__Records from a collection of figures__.

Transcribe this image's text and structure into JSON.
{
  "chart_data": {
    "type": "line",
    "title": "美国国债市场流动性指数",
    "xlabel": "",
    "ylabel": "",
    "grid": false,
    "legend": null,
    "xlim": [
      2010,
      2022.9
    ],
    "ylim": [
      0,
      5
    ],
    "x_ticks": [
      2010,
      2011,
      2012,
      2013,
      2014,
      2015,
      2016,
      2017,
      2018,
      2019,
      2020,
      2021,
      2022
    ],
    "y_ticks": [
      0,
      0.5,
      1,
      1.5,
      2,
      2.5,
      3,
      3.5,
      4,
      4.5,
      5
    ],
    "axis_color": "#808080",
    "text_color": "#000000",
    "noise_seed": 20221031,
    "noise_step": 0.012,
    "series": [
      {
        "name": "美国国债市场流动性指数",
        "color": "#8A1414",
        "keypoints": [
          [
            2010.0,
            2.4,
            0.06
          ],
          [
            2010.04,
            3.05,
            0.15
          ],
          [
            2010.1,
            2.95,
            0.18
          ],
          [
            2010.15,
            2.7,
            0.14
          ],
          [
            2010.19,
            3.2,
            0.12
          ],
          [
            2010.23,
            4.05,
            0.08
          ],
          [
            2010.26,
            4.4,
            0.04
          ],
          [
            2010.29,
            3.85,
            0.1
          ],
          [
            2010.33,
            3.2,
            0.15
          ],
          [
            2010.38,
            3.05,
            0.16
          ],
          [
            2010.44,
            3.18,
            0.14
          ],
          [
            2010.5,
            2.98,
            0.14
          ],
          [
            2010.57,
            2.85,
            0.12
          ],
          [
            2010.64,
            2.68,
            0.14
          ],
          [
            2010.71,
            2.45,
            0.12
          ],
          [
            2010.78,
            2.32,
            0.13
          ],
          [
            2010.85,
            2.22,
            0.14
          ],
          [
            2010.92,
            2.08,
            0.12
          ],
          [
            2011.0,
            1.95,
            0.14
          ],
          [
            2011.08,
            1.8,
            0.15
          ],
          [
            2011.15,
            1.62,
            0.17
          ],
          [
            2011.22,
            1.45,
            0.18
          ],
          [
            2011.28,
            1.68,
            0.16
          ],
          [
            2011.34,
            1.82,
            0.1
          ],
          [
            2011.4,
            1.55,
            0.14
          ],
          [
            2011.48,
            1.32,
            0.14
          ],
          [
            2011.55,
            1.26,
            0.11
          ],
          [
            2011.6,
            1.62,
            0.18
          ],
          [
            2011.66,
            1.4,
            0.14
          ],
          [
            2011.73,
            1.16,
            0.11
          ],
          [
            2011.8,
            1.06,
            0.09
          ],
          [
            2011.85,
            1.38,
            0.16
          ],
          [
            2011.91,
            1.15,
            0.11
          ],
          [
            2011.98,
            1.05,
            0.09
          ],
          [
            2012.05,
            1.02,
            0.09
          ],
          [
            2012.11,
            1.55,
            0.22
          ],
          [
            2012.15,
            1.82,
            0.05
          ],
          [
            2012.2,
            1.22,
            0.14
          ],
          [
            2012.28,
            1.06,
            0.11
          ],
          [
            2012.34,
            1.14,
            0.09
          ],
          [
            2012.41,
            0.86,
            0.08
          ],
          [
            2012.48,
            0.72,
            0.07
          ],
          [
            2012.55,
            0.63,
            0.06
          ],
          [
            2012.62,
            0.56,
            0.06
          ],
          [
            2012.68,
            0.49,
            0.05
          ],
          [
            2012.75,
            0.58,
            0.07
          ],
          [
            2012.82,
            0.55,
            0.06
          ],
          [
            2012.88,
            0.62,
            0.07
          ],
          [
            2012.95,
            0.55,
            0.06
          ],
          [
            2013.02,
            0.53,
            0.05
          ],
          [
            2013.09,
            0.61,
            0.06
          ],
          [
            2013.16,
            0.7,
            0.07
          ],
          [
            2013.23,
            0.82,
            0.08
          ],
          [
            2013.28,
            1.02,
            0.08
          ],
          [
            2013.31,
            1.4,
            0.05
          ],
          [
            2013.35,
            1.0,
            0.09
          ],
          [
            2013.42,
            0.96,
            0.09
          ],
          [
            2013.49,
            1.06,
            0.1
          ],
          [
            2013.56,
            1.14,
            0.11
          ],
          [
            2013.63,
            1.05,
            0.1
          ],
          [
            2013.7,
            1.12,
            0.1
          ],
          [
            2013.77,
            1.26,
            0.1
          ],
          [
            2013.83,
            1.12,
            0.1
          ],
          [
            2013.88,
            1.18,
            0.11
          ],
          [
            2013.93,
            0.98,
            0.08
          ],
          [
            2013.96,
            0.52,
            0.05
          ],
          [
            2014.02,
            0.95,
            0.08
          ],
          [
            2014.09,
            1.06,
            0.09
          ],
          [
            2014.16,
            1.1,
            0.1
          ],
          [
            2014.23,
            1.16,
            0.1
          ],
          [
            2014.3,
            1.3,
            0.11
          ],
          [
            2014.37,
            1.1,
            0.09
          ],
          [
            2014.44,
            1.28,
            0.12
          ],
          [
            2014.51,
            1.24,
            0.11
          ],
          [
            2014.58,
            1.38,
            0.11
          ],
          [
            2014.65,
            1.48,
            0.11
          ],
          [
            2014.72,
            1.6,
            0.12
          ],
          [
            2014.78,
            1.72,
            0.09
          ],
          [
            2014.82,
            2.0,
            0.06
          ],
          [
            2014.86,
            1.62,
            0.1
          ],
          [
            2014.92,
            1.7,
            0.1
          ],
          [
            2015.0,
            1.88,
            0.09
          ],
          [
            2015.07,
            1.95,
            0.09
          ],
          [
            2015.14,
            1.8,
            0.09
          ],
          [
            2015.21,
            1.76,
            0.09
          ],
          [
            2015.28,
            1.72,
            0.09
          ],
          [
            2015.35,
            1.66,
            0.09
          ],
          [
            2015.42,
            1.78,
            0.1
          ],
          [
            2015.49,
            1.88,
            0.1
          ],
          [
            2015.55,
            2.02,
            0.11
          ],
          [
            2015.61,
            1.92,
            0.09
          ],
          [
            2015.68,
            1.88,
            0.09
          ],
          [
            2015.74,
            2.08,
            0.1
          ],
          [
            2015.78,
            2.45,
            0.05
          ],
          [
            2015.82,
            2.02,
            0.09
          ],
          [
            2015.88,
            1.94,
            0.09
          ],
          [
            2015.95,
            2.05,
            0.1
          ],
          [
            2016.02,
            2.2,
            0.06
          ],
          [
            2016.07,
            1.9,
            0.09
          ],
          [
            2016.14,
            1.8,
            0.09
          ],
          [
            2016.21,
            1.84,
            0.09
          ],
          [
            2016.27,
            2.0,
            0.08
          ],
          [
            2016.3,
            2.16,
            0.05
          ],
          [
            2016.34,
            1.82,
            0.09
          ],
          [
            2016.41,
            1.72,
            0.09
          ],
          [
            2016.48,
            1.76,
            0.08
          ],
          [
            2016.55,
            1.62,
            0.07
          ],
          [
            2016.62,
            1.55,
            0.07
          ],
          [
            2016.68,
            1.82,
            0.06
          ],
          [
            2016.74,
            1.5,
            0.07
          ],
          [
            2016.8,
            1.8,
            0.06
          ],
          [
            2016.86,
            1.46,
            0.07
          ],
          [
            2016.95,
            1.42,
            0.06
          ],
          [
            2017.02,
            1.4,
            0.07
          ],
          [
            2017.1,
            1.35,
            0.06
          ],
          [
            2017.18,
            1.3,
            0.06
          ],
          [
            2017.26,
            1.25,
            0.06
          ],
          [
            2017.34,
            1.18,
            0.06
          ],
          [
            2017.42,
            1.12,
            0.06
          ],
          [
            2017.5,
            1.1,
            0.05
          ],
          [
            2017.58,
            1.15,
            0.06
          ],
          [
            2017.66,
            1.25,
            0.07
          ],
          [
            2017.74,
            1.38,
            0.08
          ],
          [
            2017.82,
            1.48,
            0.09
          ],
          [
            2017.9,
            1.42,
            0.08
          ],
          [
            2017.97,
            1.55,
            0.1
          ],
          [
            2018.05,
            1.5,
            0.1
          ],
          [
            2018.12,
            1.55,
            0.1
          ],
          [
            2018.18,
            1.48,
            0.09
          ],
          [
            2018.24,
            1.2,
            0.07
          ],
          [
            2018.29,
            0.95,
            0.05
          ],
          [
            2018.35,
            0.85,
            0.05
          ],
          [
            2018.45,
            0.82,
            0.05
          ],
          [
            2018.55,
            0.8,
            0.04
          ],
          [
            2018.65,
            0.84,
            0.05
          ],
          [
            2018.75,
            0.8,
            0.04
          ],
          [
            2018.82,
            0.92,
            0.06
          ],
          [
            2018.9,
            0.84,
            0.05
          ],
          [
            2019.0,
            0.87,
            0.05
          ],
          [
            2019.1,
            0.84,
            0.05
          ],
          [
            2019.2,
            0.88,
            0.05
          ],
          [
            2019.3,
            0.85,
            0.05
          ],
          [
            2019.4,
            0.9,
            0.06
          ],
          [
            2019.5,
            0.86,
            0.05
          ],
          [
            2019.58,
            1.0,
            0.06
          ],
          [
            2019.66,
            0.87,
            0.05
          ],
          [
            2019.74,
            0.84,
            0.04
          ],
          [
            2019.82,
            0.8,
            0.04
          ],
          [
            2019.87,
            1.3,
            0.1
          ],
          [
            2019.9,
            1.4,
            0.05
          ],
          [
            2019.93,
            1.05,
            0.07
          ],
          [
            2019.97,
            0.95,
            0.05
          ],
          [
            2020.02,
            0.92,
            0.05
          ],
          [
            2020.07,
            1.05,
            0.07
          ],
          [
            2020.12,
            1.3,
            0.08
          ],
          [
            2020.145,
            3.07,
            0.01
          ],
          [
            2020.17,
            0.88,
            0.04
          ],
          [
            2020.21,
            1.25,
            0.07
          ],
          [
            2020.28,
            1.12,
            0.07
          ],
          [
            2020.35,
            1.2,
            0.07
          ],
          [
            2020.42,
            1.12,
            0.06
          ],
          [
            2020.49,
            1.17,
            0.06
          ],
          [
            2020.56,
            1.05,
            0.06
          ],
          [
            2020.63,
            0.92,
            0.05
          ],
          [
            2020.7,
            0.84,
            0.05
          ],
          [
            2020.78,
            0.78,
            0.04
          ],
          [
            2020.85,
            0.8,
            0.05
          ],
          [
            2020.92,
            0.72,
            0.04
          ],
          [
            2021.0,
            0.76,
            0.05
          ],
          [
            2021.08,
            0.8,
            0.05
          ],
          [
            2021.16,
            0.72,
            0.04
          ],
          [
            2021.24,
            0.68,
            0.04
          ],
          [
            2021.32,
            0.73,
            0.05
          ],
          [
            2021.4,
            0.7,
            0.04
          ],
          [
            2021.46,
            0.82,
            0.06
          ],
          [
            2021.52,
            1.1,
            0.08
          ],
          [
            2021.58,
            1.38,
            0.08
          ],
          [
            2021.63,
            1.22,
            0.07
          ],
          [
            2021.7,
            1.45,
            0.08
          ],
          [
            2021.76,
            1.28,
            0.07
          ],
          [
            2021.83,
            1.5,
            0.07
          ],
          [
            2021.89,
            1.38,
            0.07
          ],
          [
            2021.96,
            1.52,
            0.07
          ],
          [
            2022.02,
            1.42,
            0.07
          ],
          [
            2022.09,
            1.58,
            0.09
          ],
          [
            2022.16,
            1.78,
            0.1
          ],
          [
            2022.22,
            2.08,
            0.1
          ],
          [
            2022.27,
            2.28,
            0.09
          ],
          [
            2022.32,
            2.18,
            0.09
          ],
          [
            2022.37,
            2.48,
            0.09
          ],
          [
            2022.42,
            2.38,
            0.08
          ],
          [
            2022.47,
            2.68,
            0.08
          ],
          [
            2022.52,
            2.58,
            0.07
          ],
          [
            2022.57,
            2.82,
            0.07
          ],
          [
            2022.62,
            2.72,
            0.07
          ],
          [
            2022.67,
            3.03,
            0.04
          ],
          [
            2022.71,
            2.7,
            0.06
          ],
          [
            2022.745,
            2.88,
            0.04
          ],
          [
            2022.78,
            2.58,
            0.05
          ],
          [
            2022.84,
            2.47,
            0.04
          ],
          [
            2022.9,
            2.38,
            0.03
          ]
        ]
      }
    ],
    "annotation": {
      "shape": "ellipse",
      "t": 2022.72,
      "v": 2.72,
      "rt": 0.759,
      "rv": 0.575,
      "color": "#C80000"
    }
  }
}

__What is asked__.
Going through the entries above, tally each line that has the word "美国国债市场流动性指数". Answer with the number only.

__The response__.
2